E型肝炎の治療は主に対症療法が中心で、多くの場合は自然に回復します。

ただし、重症化した際にはリバビリンなどの抗ウイルス薬が使用されることがあります。

E型肝炎の一般的な治療法

E型肝炎の治療は、多くの場合、安静と十分な栄養・水分摂取といった対症療法が主体となり、患者さんの体力回復と肝機能の改善を促すことが目的です。

患者さんの体調や肝機能の状態に応じて、入院や自宅療養が選択されます。

重症化した場合の治療

一部の患者さんでは症状が重くなり、より積極的な入院での治療が必要となることがあり、抗ウイルス薬の投与や肝庇護薬の使用が検討されます。

特に免疫機能が低下している方や慢性化のリスクがある方では、早期からの治療介入が重要です。

治療法対象
対症療法軽症〜中等症
抗ウイルス薬重症例、慢性化リスク例

主な処方薬

E型肝炎の治療に用いられる主な薬剤

  • リバビリン(抗ウイルス薬)
  • グリチルリチン製剤(肝庇護薬)
  • ウルソデオキシコール酸(利胆薬)

リバビリンは、重症例や慢性化のリスクがある患者さんに対して使用されることがあり、ウイルスの増殖を抑制する効果が期待されます。

ただし、妊婦や腎機能障害のある方には慎重に投与することが必要です。

薬剤名主な効果
リバビリンウイルス増殖抑制
グリチルリチン製剤肝細胞保護

治療期間

E型肝炎は、発症から4〜6週間程度で自然に回復することが多く、この間は安静と経過観察が中心です。

リバビリンを使用する場合、通常3〜4週間の投与が行われますが、患者さんの症状や検査結果に応じて投与期間が調整されることがあります。

免疫機能が低下している方では、より長期の治療が必要となることも。

------------

- [作業内容]
(1) E型肝炎の治療に関する抜粋から、「ただし、重症化した際にはリバビリンなどの抗ウイルス薬が使用されることがあります。」で始まり「庇護薬の使用が検討されます。」で終わる部分を一字も変えずに書き写してください。
(2) E型肝炎の治療に関する抜粋を、最後の文の後から書き継ぐこと。

- [提示された行]
------------

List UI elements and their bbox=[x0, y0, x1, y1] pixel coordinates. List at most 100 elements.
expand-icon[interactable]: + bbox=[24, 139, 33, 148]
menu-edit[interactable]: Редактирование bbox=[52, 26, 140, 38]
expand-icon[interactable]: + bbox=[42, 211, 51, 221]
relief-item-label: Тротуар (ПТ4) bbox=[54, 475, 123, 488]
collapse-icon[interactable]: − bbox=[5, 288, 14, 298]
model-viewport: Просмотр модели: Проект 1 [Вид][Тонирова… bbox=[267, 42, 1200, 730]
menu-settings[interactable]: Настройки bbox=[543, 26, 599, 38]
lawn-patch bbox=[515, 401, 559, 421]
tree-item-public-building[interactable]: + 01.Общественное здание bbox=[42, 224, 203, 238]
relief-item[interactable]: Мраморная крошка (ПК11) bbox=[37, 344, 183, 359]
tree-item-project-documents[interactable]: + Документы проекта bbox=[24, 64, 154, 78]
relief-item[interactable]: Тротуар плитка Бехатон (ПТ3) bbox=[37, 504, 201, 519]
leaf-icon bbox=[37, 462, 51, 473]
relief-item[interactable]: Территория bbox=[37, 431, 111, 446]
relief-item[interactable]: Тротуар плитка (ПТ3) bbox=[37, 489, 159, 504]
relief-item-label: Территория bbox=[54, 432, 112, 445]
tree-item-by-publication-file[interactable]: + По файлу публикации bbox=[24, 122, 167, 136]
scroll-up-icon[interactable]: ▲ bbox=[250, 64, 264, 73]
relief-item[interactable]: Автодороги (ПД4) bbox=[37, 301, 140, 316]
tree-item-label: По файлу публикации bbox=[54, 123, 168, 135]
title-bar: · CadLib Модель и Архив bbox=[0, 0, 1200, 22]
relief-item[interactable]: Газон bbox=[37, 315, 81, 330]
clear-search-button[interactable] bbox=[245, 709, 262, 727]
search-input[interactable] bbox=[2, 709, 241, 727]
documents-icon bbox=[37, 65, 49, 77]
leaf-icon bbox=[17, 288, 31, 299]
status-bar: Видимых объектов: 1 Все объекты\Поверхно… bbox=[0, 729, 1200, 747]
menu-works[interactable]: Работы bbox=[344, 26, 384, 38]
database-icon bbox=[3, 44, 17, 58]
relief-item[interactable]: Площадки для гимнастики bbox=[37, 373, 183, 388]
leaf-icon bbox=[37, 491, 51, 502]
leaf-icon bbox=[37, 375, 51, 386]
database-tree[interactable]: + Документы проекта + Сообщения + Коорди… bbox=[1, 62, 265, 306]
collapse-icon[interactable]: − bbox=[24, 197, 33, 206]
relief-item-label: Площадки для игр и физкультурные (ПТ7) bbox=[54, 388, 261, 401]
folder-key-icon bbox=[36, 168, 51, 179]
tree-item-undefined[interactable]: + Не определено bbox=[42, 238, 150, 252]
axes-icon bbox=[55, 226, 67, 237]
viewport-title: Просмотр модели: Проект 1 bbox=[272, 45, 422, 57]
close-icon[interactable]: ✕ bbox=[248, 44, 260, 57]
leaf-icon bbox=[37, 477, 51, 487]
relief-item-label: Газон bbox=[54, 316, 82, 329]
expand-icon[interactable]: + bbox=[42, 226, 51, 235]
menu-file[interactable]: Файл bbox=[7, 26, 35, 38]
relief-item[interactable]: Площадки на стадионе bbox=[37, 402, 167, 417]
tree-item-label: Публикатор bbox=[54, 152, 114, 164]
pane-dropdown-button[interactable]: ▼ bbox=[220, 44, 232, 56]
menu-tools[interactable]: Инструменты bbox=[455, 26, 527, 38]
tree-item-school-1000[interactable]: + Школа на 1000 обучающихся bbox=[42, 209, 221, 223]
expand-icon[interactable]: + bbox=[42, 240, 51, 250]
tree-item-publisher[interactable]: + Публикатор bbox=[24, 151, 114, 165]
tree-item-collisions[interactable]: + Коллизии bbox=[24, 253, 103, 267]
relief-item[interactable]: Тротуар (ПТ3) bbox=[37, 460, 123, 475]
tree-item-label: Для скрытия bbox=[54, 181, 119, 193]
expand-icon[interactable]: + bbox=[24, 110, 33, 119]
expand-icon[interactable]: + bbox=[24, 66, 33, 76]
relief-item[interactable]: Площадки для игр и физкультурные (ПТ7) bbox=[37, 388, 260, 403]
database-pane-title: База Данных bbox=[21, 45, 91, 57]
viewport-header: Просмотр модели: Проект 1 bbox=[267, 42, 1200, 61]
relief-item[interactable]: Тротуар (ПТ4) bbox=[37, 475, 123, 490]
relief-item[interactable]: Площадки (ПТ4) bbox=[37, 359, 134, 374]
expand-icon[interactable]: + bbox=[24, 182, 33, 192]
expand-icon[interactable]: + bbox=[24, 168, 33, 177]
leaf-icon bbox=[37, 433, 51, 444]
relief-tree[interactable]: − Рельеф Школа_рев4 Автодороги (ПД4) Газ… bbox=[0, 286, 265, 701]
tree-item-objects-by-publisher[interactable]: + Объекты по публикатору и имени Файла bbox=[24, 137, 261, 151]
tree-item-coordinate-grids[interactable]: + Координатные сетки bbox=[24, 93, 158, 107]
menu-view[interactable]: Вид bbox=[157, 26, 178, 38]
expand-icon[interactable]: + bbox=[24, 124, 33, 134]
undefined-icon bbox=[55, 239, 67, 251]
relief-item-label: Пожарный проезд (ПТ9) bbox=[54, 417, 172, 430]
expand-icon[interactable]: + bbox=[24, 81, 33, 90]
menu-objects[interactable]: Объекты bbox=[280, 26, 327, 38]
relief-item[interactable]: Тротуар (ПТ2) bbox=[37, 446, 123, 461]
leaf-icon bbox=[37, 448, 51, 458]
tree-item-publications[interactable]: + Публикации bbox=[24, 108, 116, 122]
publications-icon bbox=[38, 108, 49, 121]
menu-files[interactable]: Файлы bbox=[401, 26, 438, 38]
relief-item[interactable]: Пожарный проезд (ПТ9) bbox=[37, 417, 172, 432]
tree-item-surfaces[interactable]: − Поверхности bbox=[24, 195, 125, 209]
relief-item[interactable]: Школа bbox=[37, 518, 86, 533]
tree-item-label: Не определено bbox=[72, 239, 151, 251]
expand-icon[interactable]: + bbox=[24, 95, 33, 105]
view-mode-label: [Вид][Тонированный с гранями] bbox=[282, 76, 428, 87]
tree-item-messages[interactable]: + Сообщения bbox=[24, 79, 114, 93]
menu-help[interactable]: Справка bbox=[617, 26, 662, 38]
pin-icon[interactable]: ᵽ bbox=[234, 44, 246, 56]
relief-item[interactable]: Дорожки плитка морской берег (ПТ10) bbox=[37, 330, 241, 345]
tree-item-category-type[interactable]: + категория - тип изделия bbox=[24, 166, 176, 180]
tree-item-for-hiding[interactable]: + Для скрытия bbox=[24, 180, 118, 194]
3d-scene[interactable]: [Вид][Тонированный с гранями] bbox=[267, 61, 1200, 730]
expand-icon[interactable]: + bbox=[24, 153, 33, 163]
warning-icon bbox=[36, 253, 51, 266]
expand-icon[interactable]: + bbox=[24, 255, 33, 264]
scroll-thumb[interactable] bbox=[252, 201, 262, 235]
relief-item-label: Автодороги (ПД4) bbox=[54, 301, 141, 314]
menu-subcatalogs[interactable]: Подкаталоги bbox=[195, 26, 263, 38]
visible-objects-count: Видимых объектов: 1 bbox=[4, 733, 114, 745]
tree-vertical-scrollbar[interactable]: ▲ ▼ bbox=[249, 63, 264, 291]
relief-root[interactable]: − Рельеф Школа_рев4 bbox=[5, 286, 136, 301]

------------

- [解答例]
(1)
ただし、重症化した際にはリバビリンなどの抗ウイルス薬が使用されることがあります。

E型肝炎の一般的な治療法

E型肝炎の治療は、多くの場合、安静と十分な栄養・水分摂取といった対症療法が主体となり、患者さんの体力回復と肝機能の改善を促すことが目的です。

患者さんの体調や肝機能の状態に応じて、入院や自宅療養が選択されます。

重症化した場合の治療

一部の患者さんでは症状が重くなり、より積極的な入院での治療が必要となることがあり、抗ウイルス薬の投与や肝庇護薬の使用が検討されます。

(2)
予後と再発可能性および予防

E型肝炎の予後は一般的に良好で、多くの患者さんが完全に回復します。

しかし、一部の患者さんでは慢性化や再発のリスクがあるので、免疫機能が低下している方々や高齢者、妊婦などでは注意が必要です。

E型肝炎の一般的な予後

大半の患者さんは、数週間から数か月で自然に回復しますが、この回復過程では、肝機能の正常化や全身状態の改善が段階的に見られることが一般的です。

回復の過程や期間は個人差が大きく、年齢や既往歴、免疫状態などによって異なり、回復に時間を要したり、より慎重な管理が必要となったりする場合があります。

予後の分類特徴
良好完全回復、後遺症なし
中程度回復に時間を要する
重度慢性化や合併症のリスク

慢性化のリスク

E型肝炎は通常、急性感染症として扱われますが、まれに慢性化することがあります。

慢性化のリスクは、免疫機能が低下している方々で高くなる傾向があり、これは免疫系がウイルスを効果的に排除できないことが一因です。

慢性化した場合、肝硬変などの深刻な合併症につながる可能性があります。

慢性化のリスクが高い患者さん

  • 臓器移植後の患者さん
  • HIV感染者
  • 血液の悪性腫瘍患者さん
  • 免疫抑制剤を使用している方

再発のリスクと対策

E型肝炎は、一度感染して回復すると通常は免疫ができますが、再感染のリスクが全くないわけではありません。

再発のリスク要因

リスク要因説明
免疫機能の低下加齢や疾患による
高リスク地域への渡航衛生状態の悪い地域
感染源への再曝露汚染された食品や水

以下の対策を日常的に実践することで、E型肝炎の感染リスクを効果的に低減できます。

  1. 衛生管理の徹底
    • 手洗いの励行
    • 清潔な水の使用
    • 食品の十分な加熱調理
  2. 安全な食品選択
    • 生肉、特に豚肉や鹿肉の摂取を避ける
    • 貝類の十分な加熱
    • 安全性が確認された水の飲用
  3. 渡航時の注意
    • 流行地域での生水や氷の摂取を避ける
    • 現地の衛生状況に応じた食事選択

E型肝炎の治療における副作用やリスク

E型肝炎の治療には、主に対症療法と抗ウイルス薬が用いられますが、抗ウイルス薬のリバビリンは、貧血や催奇形性などの副作用があります。

対症療法における注意点

長期の安静は筋力低下や血栓症のリスクを高める可能性があるため、患者さんの状態を見ながら、徐々に活動量を増やしていくことが望ましいです。

また、過度の栄養制限は回復を遅らせる場合があるため、バランスの取れた食事摂取が推奨され、必要に応じて栄養サポートチームの介入も検討されます。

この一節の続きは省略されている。